• [TASK PROMPT]:
Transcribe the full listing below exactly.

------------------------------------

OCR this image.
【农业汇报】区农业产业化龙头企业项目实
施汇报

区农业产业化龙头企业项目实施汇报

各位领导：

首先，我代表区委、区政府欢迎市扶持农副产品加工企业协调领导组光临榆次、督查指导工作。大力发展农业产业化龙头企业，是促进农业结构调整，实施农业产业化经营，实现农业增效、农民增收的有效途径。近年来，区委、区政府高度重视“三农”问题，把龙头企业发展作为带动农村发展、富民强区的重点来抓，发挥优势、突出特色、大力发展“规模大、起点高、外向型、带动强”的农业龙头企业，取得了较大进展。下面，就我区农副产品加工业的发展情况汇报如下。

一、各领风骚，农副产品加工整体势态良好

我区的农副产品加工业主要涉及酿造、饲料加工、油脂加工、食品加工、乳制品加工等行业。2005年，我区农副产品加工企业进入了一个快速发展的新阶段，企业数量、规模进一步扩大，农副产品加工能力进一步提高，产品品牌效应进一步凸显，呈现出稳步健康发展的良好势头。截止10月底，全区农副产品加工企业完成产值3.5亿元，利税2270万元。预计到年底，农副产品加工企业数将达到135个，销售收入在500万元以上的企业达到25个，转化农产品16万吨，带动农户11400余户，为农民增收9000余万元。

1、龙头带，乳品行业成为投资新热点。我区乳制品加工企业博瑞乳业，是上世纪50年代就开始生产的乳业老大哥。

------------------------------------

• [EXERCISE RESPONSE]:
OCR this image.
【农业汇报】区农业产业化龙头企业项目实
施汇报

区农业产业化龙头企业项目实施汇报

各位领导：

首先，我代表区委、区政府欢迎市扶持农副产品加工企业协调领导组光临榆次、督查指导工作。大力发展农业产业化龙头企业，是促进农业结构调整，实施农业产业化经营，实现农业增效、农民增收的有效途径。近年来，区委、区政府高度重视“三农”问题，把龙头企业发展作为带动农村发展、富民强区的重点来抓，发挥优势、突出特色、大力发展“规模大、起点高、外向型、带动强”的农业龙头企业，取得了较大进展。下面，就我区农副产品加工业的发展情况汇报如下。

一、各领风骚，农副产品加工整体势态良好

我区的农副产品加工业主要涉及酿造、饲料加工、油脂加工、食品加工、乳制品加工等行业。2005年，我区农副产品加工企业进入了一个快速发展的新阶段，企业数量、规模进一步扩大，农副产品加工能力进一步提高，产品品牌效应进一步凸显，呈现出稳步健康发展的良好势头。截止10月底，全区农副产品加工企业完成产值3.5亿元，利税2270万元。预计到年底，农副产品加工企业数将达到135个，销售收入在500万元以上的企业达到25个，转化农产品16万吨，带动农户11400余户，为农民增收9000余万元。

1、龙头带，乳品行业成为投资新热点。我区乳制品加工企业博瑞乳业，是上世纪50年代就开始生产的乳业老大哥。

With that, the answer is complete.